Given instruction —
Write out the material exactly, leaving every picture behind.

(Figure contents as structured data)
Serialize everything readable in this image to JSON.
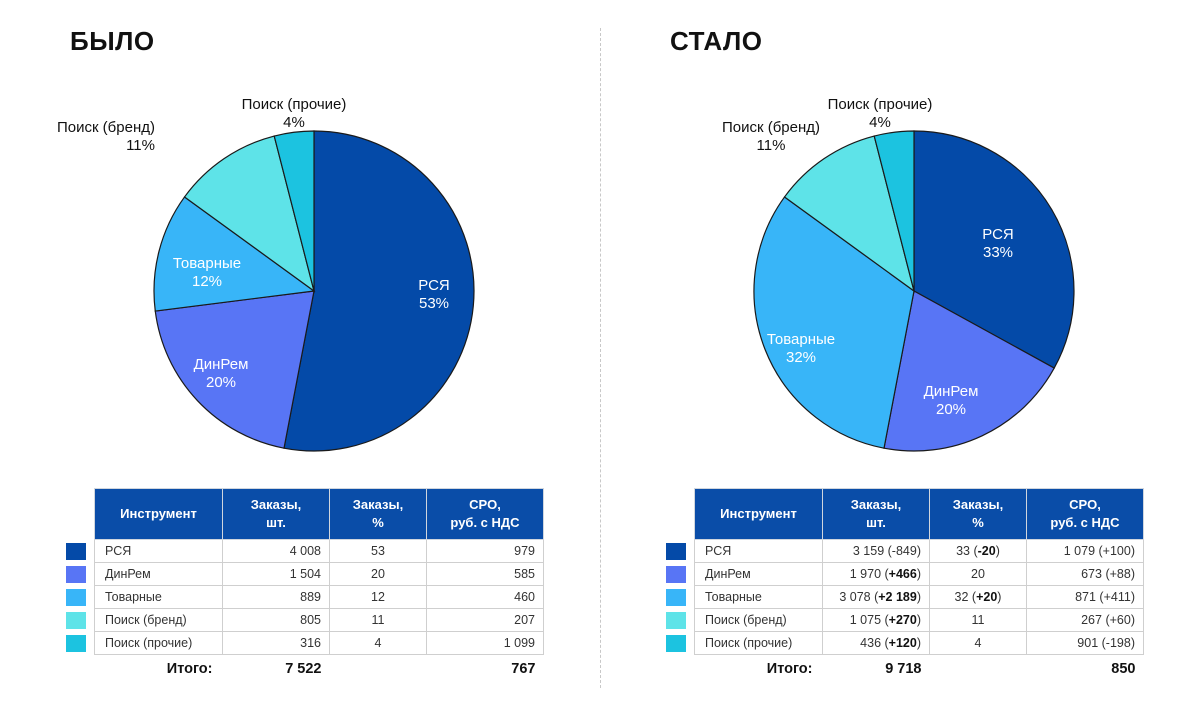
{
  "colors": {
    "РСЯ": "#044aa8",
    "ДинРем": "#5875f5",
    "Товарные": "#38b5f8",
    "Поиск (бренд)": "#5ee3e8",
    "Поиск (прочие)": "#1cc3e0",
    "header": "#0a4da8"
  },
  "table_headers": [
    "Инструмент",
    "Заказы,\nшт.",
    "Заказы,\n%",
    "CPO,\nруб. с НДС"
  ],
  "panels": [
    {
      "title": "БЫЛО",
      "chart_data": {
        "type": "pie",
        "slices": [
          {
            "label": "РСЯ",
            "value": 53,
            "pct": "53%"
          },
          {
            "label": "ДинРем",
            "value": 20,
            "pct": "20%"
          },
          {
            "label": "Товарные",
            "value": 12,
            "pct": "12%"
          },
          {
            "label": "Поиск (бренд)",
            "value": 11,
            "pct": "11%"
          },
          {
            "label": "Поиск (прочие)",
            "value": 4,
            "pct": "4%"
          }
        ]
      },
      "rows": [
        {
          "name": "РСЯ",
          "orders": "4 008",
          "pct": "53",
          "cpo": "979"
        },
        {
          "name": "ДинРем",
          "orders": "1 504",
          "pct": "20",
          "cpo": "585"
        },
        {
          "name": "Товарные",
          "orders": "889",
          "pct": "12",
          "cpo": "460"
        },
        {
          "name": "Поиск (бренд)",
          "orders": "805",
          "pct": "11",
          "cpo": "207"
        },
        {
          "name": "Поиск (прочие)",
          "orders": "316",
          "pct": "4",
          "cpo": "1 099"
        }
      ],
      "total": {
        "label": "Итого:",
        "orders": "7 522",
        "cpo": "767"
      }
    },
    {
      "title": "СТАЛО",
      "chart_data": {
        "type": "pie",
        "slices": [
          {
            "label": "РСЯ",
            "value": 33,
            "pct": "33%"
          },
          {
            "label": "ДинРем",
            "value": 20,
            "pct": "20%"
          },
          {
            "label": "Товарные",
            "value": 32,
            "pct": "32%"
          },
          {
            "label": "Поиск (бренд)",
            "value": 11,
            "pct": "11%"
          },
          {
            "label": "Поиск (прочие)",
            "value": 4,
            "pct": "4%"
          }
        ]
      },
      "rows": [
        {
          "name": "РСЯ",
          "orders": "3 159",
          "orders_delta": "-849",
          "orders_bold": false,
          "pct": "33",
          "pct_delta": "-20",
          "pct_bold": true,
          "cpo": "1 079",
          "cpo_delta": "+100"
        },
        {
          "name": "ДинРем",
          "orders": "1 970",
          "orders_delta": "+466",
          "orders_bold": true,
          "pct": "20",
          "pct_delta": "",
          "pct_bold": false,
          "cpo": "673",
          "cpo_delta": "+88"
        },
        {
          "name": "Товарные",
          "orders": "3 078",
          "orders_delta": "+2 189",
          "orders_bold": true,
          "pct": "32",
          "pct_delta": "+20",
          "pct_bold": true,
          "cpo": "871",
          "cpo_delta": "+411"
        },
        {
          "name": "Поиск (бренд)",
          "orders": "1 075",
          "orders_delta": "+270",
          "orders_bold": true,
          "pct": "11",
          "pct_delta": "",
          "pct_bold": false,
          "cpo": "267",
          "cpo_delta": "+60"
        },
        {
          "name": "Поиск (прочие)",
          "orders": "436",
          "orders_delta": "+120",
          "orders_bold": true,
          "pct": "4",
          "pct_delta": "",
          "pct_bold": false,
          "cpo": "901",
          "cpo_delta": "-198"
        }
      ],
      "total": {
        "label": "Итого:",
        "orders": "9 718",
        "cpo": "850"
      }
    }
  ]
}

Answer —
Serialize everything readable in this image to JSON.
{
  "colors": {
    "РСЯ": "#044aa8",
    "ДинРем": "#5875f5",
    "Товарные": "#38b5f8",
    "Поиск (бренд)": "#5ee3e8",
    "Поиск (прочие)": "#1cc3e0",
    "header": "#0a4da8"
  },
  "table_headers": [
    "Инструмент",
    "Заказы,\nшт.",
    "Заказы,\n%",
    "CPO,\nруб. с НДС"
  ],
  "panels": [
    {
      "title": "БЫЛО",
      "chart_data": {
        "type": "pie",
        "slices": [
          {
            "label": "РСЯ",
            "value": 53,
            "pct": "53%"
          },
          {
            "label": "ДинРем",
            "value": 20,
            "pct": "20%"
          },
          {
            "label": "Товарные",
            "value": 12,
            "pct": "12%"
          },
          {
            "label": "Поиск (бренд)",
            "value": 11,
            "pct": "11%"
          },
          {
            "label": "Поиск (прочие)",
            "value": 4,
            "pct": "4%"
          }
        ]
      },
      "rows": [
        {
          "name": "РСЯ",
          "orders": "4 008",
          "pct": "53",
          "cpo": "979"
        },
        {
          "name": "ДинРем",
          "orders": "1 504",
          "pct": "20",
          "cpo": "585"
        },
        {
          "name": "Товарные",
          "orders": "889",
          "pct": "12",
          "cpo": "460"
        },
        {
          "name": "Поиск (бренд)",
          "orders": "805",
          "pct": "11",
          "cpo": "207"
        },
        {
          "name": "Поиск (прочие)",
          "orders": "316",
          "pct": "4",
          "cpo": "1 099"
        }
      ],
      "total": {
        "label": "Итого:",
        "orders": "7 522",
        "cpo": "767"
      }
    },
    {
      "title": "СТАЛО",
      "chart_data": {
        "type": "pie",
        "slices": [
          {
            "label": "РСЯ",
            "value": 33,
            "pct": "33%"
          },
          {
            "label": "ДинРем",
            "value": 20,
            "pct": "20%"
          },
          {
            "label": "Товарные",
            "value": 32,
            "pct": "32%"
          },
          {
            "label": "Поиск (бренд)",
            "value": 11,
            "pct": "11%"
          },
          {
            "label": "Поиск (прочие)",
            "value": 4,
            "pct": "4%"
          }
        ]
      },
      "rows": [
        {
          "name": "РСЯ",
          "orders": "3 159",
          "orders_delta": "-849",
          "orders_bold": false,
          "pct": "33",
          "pct_delta": "-20",
          "pct_bold": true,
          "cpo": "1 079",
          "cpo_delta": "+100"
        },
        {
          "name": "ДинРем",
          "orders": "1 970",
          "orders_delta": "+466",
          "orders_bold": true,
          "pct": "20",
          "pct_delta": "",
          "pct_bold": false,
          "cpo": "673",
          "cpo_delta": "+88"
        },
        {
          "name": "Товарные",
          "orders": "3 078",
          "orders_delta": "+2 189",
          "orders_bold": true,
          "pct": "32",
          "pct_delta": "+20",
          "pct_bold": true,
          "cpo": "871",
          "cpo_delta": "+411"
        },
        {
          "name": "Поиск (бренд)",
          "orders": "1 075",
          "orders_delta": "+270",
          "orders_bold": true,
          "pct": "11",
          "pct_delta": "",
          "pct_bold": false,
          "cpo": "267",
          "cpo_delta": "+60"
        },
        {
          "name": "Поиск (прочие)",
          "orders": "436",
          "orders_delta": "+120",
          "orders_bold": true,
          "pct": "4",
          "pct_delta": "",
          "pct_bold": false,
          "cpo": "901",
          "cpo_delta": "-198"
        }
      ],
      "total": {
        "label": "Итого:",
        "orders": "9 718",
        "cpo": "850"
      }
    }
  ]
}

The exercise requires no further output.